Short task A
Arrange everything from the start of the records down to the line containing "Text: derived from" as a JSON list of strings, one string per line and no blank lines, with nothing from any later lines.

Supplied passage
Re: Visualworks - Unique strings object?

Michel Duf
and btw I would be interested to know what leads to your multiple String
> objects for the same String, if you can say something about the details,
> maybe we can tell you better whether it's feasible to use Symbols instead?
>

So far I do not know, it is just a few weeks ago that I started
working for this Smalltalk code mostly written by Cobol programmer's I
think.

I found some application code strings (maybe loaded from a table) not
2 or 3 times but more than 100 times and sometime more than 2,000
times!!!

Strangely I found 3 instances of a string and in the code I found 3
tests methods using it but since the method should not have been
executed I think is weird that Smalltalk hold 3 objects for it.

Michel


On 8/23/06, Malte Zacharias <[hidden email]> wrote:

>
>
>
> Hi,
>
>
>
> sorry for breaking the Threadview of your mailclients with this mail,
>
> but I unfortunately already got the ongoing thread deleted and this just
> came to mind. (Oh and sorry for clogging up your space in case you weren't
> interested ;-) )
>
>
>
> If I recall correctly there was a question in the direction whether this can
> be achieved in Smalltalk:
>
> | a b |
>
> a := 'String'.
>
> b := 'String'.
>
> (a = b) = (a == b). "This should answer true but doesn't (just print it)"

Short task B
Rewrite everything from "Re: Visualworks - Unique" down to "use Symbols instead?" in the forum post about unique strings, swapping "feasible" for "possible".

Dataset rows

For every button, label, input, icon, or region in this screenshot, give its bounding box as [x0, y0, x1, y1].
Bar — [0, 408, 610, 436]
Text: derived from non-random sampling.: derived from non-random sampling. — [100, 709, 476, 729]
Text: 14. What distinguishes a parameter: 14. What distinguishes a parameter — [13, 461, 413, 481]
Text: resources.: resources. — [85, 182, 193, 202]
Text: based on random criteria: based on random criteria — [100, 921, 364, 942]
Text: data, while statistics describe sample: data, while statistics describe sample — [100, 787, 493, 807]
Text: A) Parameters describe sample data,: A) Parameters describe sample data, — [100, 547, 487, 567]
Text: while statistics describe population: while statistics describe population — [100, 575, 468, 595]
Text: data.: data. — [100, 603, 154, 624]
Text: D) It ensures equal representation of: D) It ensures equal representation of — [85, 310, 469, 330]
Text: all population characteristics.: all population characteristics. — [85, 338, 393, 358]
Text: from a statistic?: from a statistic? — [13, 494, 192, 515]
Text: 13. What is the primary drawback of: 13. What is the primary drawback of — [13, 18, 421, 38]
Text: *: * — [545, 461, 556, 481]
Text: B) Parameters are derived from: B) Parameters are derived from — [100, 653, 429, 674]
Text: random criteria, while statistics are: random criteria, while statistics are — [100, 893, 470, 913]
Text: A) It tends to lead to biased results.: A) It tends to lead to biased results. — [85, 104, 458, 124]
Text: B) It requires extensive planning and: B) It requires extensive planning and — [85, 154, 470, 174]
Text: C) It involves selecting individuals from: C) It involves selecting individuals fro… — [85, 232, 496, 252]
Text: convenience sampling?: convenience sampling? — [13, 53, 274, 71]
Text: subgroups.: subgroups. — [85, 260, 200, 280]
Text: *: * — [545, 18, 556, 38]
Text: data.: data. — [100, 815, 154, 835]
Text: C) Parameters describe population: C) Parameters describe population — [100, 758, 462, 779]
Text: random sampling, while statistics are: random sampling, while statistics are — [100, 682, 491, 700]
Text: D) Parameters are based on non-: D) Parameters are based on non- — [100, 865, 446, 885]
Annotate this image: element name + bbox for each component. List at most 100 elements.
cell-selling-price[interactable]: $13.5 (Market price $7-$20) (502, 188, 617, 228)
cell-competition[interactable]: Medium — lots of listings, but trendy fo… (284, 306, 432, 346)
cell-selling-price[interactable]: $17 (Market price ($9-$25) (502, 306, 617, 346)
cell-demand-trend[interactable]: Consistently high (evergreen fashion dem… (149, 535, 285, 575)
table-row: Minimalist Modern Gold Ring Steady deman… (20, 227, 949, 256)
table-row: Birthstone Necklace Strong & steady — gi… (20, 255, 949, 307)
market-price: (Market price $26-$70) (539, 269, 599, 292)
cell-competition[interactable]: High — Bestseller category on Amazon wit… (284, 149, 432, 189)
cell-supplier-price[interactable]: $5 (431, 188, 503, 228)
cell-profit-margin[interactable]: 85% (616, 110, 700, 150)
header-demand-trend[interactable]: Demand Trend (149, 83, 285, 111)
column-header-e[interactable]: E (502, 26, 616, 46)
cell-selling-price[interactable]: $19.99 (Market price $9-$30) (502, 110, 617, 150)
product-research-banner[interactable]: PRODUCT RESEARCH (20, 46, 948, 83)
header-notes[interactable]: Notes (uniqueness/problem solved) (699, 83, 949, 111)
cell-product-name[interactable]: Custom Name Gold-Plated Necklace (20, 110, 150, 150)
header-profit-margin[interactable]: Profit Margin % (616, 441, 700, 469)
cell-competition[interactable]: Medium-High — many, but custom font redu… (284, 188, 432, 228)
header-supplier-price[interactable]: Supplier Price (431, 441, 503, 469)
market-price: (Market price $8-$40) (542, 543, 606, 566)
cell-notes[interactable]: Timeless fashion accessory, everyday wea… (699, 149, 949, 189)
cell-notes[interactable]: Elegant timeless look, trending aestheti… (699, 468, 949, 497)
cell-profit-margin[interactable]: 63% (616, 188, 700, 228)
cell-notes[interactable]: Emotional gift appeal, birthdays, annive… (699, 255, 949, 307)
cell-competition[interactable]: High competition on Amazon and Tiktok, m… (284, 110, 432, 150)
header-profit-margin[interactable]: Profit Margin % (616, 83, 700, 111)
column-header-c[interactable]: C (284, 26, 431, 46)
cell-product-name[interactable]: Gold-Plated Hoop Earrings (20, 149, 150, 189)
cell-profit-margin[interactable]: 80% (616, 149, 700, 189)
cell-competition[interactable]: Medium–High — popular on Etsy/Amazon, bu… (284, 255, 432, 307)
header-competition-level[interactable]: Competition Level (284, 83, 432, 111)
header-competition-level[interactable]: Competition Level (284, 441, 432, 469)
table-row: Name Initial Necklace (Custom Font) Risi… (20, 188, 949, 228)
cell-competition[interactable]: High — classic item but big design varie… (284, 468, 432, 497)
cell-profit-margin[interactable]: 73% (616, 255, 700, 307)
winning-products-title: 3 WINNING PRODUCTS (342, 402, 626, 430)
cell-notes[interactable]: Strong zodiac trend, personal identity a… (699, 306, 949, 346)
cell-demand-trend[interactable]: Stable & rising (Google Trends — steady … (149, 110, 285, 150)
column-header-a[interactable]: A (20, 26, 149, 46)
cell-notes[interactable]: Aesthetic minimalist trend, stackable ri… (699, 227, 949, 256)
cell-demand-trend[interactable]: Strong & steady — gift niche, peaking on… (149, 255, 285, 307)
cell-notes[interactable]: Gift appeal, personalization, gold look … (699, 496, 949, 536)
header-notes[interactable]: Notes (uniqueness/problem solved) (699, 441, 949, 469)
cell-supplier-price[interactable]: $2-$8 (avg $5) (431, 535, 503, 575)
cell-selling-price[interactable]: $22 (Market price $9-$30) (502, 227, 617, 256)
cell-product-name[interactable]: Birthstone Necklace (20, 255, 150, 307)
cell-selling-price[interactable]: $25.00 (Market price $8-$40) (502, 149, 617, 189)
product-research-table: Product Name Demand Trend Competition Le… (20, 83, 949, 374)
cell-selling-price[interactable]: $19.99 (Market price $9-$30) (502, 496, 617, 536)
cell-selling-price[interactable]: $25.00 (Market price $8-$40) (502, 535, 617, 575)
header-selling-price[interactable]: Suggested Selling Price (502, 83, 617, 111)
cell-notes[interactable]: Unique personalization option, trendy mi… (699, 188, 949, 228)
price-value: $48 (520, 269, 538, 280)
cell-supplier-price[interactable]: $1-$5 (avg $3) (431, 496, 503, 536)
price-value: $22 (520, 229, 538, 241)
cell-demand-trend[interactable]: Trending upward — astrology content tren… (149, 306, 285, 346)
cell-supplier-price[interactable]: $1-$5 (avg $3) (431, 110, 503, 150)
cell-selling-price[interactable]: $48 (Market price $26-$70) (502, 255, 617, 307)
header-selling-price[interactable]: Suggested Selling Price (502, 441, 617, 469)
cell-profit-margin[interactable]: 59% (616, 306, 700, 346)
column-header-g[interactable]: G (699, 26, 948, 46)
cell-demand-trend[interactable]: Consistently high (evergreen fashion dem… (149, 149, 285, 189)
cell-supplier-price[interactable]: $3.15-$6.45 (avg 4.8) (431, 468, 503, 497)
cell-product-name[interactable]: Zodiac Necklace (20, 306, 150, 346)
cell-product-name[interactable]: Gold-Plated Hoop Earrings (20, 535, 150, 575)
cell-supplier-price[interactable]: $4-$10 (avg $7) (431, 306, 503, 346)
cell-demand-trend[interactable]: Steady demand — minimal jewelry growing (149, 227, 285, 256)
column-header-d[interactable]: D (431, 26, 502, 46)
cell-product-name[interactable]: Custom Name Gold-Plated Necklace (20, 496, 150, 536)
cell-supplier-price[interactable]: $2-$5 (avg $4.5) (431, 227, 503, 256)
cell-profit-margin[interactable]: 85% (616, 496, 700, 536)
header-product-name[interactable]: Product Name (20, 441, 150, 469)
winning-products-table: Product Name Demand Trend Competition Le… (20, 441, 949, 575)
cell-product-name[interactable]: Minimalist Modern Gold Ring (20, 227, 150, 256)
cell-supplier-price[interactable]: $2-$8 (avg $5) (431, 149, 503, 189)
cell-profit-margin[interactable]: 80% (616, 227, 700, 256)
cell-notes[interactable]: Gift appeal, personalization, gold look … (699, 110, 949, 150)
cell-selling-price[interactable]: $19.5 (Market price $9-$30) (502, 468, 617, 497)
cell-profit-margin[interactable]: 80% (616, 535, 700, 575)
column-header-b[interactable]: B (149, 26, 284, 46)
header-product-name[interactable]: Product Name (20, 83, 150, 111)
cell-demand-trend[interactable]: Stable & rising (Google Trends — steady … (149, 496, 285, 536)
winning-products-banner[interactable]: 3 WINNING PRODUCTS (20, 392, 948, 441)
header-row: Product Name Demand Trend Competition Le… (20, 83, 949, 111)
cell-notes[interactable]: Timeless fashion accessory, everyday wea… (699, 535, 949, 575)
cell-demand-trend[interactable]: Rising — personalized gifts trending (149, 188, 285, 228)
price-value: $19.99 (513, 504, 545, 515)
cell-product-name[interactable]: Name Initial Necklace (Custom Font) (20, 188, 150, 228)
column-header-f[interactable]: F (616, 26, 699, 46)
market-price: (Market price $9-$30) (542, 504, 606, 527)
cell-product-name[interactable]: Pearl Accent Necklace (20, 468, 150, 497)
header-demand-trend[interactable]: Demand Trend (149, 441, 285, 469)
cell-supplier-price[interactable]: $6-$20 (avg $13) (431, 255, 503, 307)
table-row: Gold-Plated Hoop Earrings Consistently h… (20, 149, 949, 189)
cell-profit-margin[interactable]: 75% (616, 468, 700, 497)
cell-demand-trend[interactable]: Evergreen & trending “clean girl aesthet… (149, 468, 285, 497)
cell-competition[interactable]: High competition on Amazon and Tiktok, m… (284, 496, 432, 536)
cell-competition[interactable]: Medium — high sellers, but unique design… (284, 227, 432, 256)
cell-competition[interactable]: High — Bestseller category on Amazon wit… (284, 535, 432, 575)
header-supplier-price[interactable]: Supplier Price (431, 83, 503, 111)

Exercise response A
[
  "For every button, label, input, icon, or region in this screenshot, give its bounding box as [x0, y0, x1, y1].",
  "Bar — [0, 408, 610, 436]",
  "Text: derived from non-random sampling.: derived from non-random sampling. — [100, 709, 476, 729]"
]

Exercise response B
Re: Visualworks - Unique strings object?

Michel Duf
and btw I would be interested to know what leads to your multiple String
> objects for the same String, if you can say something about the details,
> maybe we can tell you better whether it's possible to use Symbols instead?